**Material provided:**
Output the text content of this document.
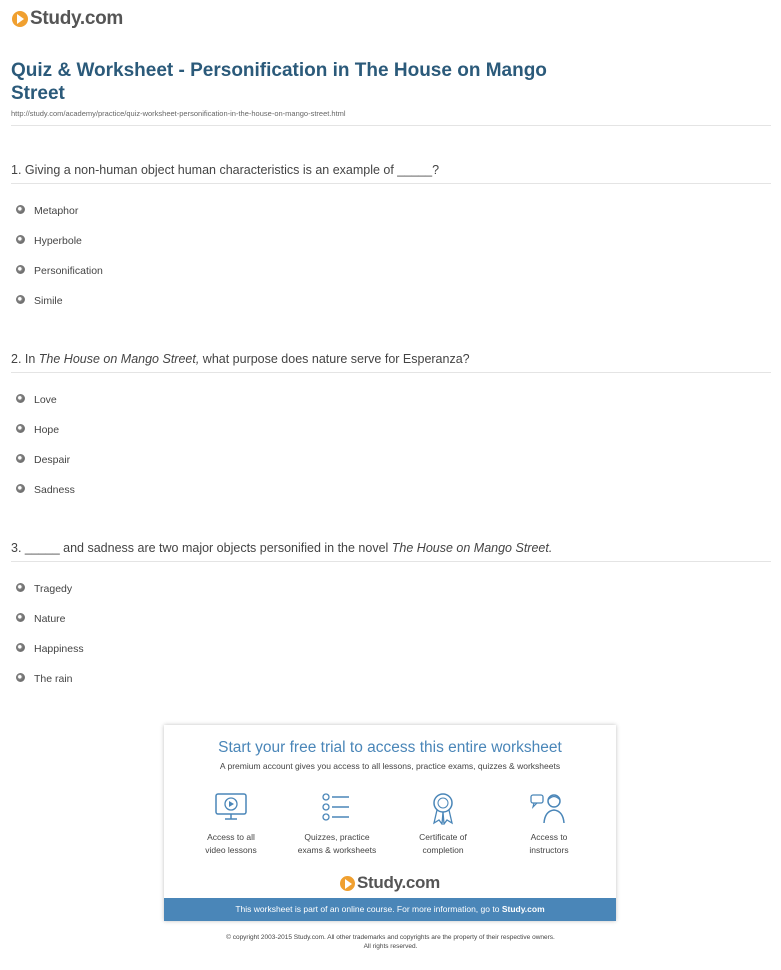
Study.com
Quiz & Worksheet - Personification in The House on Mango Street
http://study.com/academy/practice/quiz-worksheet-personification-in-the-house-on-mango-street.html
1. Giving a non-human object human characteristics is an example of _____?
Metaphor
Hyperbole
Personification
Simile
2. In The House on Mango Street, what purpose does nature serve for Esperanza?
Love
Hope
Despair
Sadness
3. _____ and sadness are two major objects personified in the novel The House on Mango Street.
Tragedy
Nature
Happiness
The rain
Start your free trial to access this entire worksheet
A premium account gives you access to all lessons, practice exams, quizzes & worksheets
Access to all
video lessons
Quizzes, practice
exams & worksheets
Certificate of
completion
Access to
instructors
Study.com
This worksheet is part of an online course. For more information, go to Study.com
© copyright 2003-2015 Study.com. All other trademarks and copyrights are the property of their respective owners.
All rights reserved.
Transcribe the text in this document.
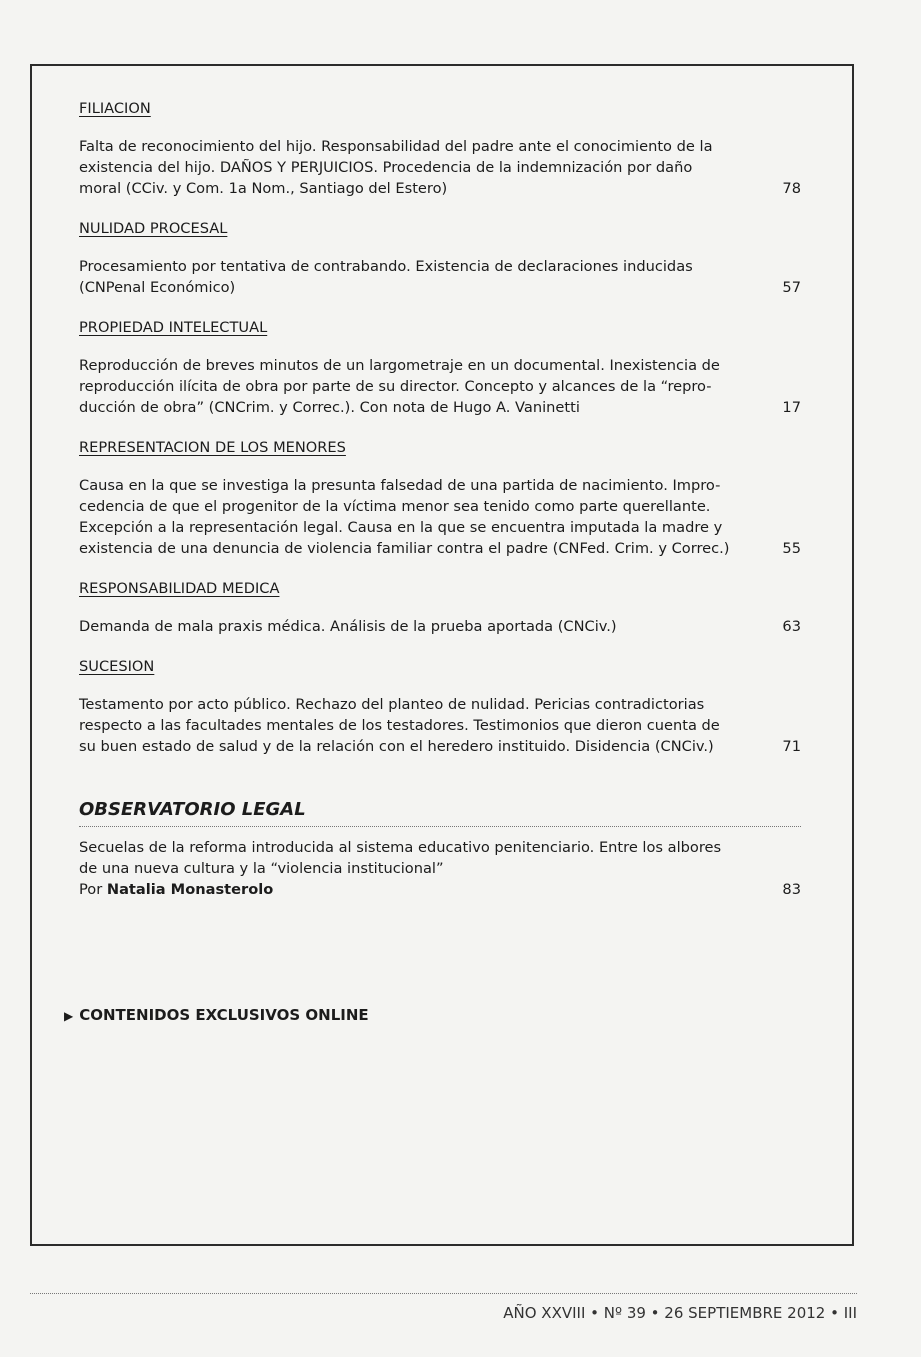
FILIACION
Falta de reconocimiento del hijo. Responsabilidad del padre ante el conocimiento de la existencia del hijo. DAÑOS Y PERJUICIOS. Procedencia de la indemnización por daño moral (CCiv. y Com. 1a Nom., Santiago del Estero)	78
NULIDAD PROCESAL
Procesamiento por tentativa de contrabando. Existencia de declaraciones inducidas (CNPenal Económico)	57
PROPIEDAD INTELECTUAL
Reproducción de breves minutos de un largometraje en un documental. Inexistencia de reproducción ilícita de obra por parte de su director. Concepto y alcances de la “repro-ducción de obra” (CNCrim. y Correc.). Con nota de Hugo A. Vaninetti	17
REPRESENTACION DE LOS MENORES
Causa en la que se investiga la presunta falsedad de una partida de nacimiento. Impro-cedencia de que el progenitor de la víctima menor sea tenido como parte querellante. Excepción a la representación legal. Causa en la que se encuentra imputada la madre y existencia de una denuncia de violencia familiar contra el padre (CNFed. Crim. y Correc.)	55
RESPONSABILIDAD MEDICA
Demanda de mala praxis médica. Análisis de la prueba aportada (CNCiv.)	63
SUCESION
Testamento por acto público. Rechazo del planteo de nulidad. Pericias contradictorias respecto a las facultades mentales de los testadores. Testimonios que dieron cuenta de su buen estado de salud y de la relación con el heredero instituido. Disidencia (CNCiv.)	71
OBSERVATORIO LEGAL
Secuelas de la reforma introducida al sistema educativo penitenciario. Entre los albores de una nueva cultura y la “violencia institucional”
Por Natalia Monasterolo	83
▶ CONTENIDOS EXCLUSIVOS ONLINE
AÑO XXVIII • Nº 39 • 26 SEPTIEMBRE 2012 • III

**Task description:** Reproduce the full listing above verbatim, with no pictures included.

**Final result:**
Output the text content of this document.
Study.com
Quiz & Worksheet - Personification in The House on Mango Street
http://study.com/academy/practice/quiz-worksheet-personification-in-the-house-on-mango-street.html
1. Giving a non-human object human characteristics is an example of _____?
Metaphor
Hyperbole
Personification
Simile
2. In The House on Mango Street, what purpose does nature serve for Esperanza?
Love
Hope
Despair
Sadness
3. _____ and sadness are two major objects personified in the novel The House on Mango Street.
Tragedy
Nature
Happiness
The rain
Start your free trial to access this entire worksheet
A premium account gives you access to all lessons, practice exams, quizzes & worksheets
Access to all
video lessons
Quizzes, practice
exams & worksheets
Certificate of
completion
Access to
instructors
Study.com
This worksheet is part of an online course. For more information, go to Study.com
© copyright 2003-2015 Study.com. All other trademarks and copyrights are the property of their respective owners.
All rights reserved.
Transcribe the text in this document.
FILIACION
Falta de reconocimiento del hijo. Responsabilidad del padre ante el conocimiento de la existencia del hijo. DAÑOS Y PERJUICIOS. Procedencia de la indemnización por daño moral (CCiv. y Com. 1a Nom., Santiago del Estero)	78
NULIDAD PROCESAL
Procesamiento por tentativa de contrabando. Existencia de declaraciones inducidas (CNPenal Económico)	57
PROPIEDAD INTELECTUAL
Reproducción de breves minutos de un largometraje en un documental. Inexistencia de reproducción ilícita de obra por parte de su director. Concepto y alcances de la “repro-ducción de obra” (CNCrim. y Correc.). Con nota de Hugo A. Vaninetti	17
REPRESENTACION DE LOS MENORES
Causa en la que se investiga la presunta falsedad de una partida de nacimiento. Impro-cedencia de que el progenitor de la víctima menor sea tenido como parte querellante. Excepción a la representación legal. Causa en la que se encuentra imputada la madre y existencia de una denuncia de violencia familiar contra el padre (CNFed. Crim. y Correc.)	55
RESPONSABILIDAD MEDICA
Demanda de mala praxis médica. Análisis de la prueba aportada (CNCiv.)	63
SUCESION
Testamento por acto público. Rechazo del planteo de nulidad. Pericias contradictorias respecto a las facultades mentales de los testadores. Testimonios que dieron cuenta de su buen estado de salud y de la relación con el heredero instituido. Disidencia (CNCiv.)	71
OBSERVATORIO LEGAL
Secuelas de la reforma introducida al sistema educativo penitenciario. Entre los albores de una nueva cultura y la “violencia institucional”
Por Natalia Monasterolo	83
▶ CONTENIDOS EXCLUSIVOS ONLINE
AÑO XXVIII • Nº 39 • 26 SEPTIEMBRE 2012 • III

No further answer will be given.